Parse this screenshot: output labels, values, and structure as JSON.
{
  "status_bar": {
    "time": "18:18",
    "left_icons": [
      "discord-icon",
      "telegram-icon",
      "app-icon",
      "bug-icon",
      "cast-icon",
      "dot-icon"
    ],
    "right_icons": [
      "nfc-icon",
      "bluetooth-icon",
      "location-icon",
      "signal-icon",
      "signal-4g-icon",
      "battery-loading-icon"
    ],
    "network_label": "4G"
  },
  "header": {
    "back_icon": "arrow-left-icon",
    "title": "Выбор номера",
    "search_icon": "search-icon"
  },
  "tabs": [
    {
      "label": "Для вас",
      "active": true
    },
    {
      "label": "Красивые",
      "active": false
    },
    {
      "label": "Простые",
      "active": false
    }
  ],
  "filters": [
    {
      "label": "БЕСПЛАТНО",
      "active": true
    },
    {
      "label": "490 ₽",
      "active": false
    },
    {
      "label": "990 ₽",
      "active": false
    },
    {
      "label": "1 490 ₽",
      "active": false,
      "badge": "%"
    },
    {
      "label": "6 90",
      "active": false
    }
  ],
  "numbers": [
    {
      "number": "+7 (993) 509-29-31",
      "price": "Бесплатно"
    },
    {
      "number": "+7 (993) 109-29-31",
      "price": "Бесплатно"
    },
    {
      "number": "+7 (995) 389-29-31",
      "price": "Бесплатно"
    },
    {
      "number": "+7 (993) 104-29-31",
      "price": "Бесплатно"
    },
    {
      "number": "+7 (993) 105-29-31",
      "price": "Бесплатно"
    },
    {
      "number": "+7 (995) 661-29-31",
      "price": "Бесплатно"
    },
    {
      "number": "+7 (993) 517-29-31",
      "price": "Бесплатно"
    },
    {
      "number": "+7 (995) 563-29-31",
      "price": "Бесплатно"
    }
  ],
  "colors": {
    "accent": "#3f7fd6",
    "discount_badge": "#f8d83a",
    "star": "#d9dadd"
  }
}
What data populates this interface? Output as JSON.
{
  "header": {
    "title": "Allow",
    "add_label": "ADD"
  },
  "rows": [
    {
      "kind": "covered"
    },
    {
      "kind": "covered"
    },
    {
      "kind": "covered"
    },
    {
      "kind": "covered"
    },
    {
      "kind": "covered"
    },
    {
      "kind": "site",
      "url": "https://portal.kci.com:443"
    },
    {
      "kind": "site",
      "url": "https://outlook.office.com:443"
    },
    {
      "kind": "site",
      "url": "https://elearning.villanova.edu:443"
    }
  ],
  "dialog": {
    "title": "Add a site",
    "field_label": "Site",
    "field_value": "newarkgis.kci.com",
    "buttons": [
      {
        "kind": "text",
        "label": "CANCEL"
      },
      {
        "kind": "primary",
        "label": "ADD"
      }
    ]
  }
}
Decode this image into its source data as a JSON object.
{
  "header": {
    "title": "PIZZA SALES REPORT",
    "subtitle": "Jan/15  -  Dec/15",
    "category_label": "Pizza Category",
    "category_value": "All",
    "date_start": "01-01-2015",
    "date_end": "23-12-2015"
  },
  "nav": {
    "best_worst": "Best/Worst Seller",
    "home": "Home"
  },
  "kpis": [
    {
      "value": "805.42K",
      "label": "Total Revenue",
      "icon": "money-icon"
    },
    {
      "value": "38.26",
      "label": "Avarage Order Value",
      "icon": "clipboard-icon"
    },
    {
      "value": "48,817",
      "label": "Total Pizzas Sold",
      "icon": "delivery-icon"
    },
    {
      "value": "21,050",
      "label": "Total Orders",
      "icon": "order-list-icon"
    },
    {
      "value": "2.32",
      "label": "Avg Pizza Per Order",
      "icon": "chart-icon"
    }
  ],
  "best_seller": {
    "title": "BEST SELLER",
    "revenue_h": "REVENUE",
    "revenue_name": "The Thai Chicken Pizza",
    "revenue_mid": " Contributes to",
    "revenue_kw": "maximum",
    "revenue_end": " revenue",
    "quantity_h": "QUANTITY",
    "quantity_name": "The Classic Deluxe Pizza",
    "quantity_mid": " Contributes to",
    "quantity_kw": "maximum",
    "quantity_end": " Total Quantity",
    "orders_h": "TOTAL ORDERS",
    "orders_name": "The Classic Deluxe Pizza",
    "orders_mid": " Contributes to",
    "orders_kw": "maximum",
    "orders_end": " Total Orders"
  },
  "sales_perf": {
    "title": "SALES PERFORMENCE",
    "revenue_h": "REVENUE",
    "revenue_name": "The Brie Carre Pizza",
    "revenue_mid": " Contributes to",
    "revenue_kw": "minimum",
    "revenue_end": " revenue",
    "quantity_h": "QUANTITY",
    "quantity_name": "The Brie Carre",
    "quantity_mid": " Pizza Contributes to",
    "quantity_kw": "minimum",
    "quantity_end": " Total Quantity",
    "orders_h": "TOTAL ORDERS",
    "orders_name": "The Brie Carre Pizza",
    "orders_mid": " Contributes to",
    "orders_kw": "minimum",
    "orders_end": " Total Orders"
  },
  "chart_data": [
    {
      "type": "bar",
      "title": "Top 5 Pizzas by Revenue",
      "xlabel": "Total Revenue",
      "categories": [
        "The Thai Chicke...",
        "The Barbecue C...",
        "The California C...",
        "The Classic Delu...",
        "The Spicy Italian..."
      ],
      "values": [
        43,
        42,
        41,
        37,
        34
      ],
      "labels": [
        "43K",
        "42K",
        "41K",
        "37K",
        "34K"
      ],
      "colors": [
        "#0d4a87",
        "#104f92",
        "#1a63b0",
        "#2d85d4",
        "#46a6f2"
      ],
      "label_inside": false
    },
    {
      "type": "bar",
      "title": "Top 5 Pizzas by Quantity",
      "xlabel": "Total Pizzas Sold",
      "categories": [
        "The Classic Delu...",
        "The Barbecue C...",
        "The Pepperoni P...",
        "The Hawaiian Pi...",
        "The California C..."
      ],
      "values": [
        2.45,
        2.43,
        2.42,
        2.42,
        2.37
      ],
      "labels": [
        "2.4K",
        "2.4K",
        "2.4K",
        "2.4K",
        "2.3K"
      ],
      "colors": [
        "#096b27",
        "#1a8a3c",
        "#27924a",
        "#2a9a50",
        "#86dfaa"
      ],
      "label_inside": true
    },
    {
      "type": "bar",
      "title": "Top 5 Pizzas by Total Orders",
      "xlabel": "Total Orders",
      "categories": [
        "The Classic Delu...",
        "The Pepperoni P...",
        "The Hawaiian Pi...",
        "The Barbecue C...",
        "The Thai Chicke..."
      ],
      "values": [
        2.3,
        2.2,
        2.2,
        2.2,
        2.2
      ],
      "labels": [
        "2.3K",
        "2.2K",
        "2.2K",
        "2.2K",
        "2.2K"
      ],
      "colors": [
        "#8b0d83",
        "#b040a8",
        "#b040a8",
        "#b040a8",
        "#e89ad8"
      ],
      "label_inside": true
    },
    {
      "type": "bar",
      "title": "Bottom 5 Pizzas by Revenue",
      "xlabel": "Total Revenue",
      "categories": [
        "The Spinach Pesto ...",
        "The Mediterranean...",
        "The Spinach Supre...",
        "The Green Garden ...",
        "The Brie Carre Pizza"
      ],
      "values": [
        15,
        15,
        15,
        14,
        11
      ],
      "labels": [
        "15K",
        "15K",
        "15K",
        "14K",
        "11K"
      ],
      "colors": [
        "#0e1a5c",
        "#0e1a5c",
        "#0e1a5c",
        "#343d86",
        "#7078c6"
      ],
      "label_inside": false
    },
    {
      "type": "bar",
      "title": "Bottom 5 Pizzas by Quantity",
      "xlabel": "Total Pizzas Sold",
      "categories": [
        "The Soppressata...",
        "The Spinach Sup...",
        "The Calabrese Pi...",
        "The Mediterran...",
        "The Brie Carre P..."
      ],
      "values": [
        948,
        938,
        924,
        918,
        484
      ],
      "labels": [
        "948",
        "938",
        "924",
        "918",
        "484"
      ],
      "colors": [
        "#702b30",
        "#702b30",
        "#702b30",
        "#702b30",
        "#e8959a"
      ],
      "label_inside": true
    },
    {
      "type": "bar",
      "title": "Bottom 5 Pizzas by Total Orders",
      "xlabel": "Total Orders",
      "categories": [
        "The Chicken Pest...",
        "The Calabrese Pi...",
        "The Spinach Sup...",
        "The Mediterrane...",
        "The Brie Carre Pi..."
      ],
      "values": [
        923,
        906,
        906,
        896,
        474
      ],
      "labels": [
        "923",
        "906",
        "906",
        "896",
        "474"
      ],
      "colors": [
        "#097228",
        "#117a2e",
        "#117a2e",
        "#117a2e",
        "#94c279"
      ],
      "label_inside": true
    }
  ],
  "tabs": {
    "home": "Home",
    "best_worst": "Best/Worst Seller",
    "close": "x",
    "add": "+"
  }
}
* * * * * * *
● Short exercise: Go through the records and gather the lines that hold "https".

● Final answer:
      "url": "https://portal.kci.com:443"
      "url": "https://outlook.office.com:443"
      "url": "https://elearning.villanova.edu:443"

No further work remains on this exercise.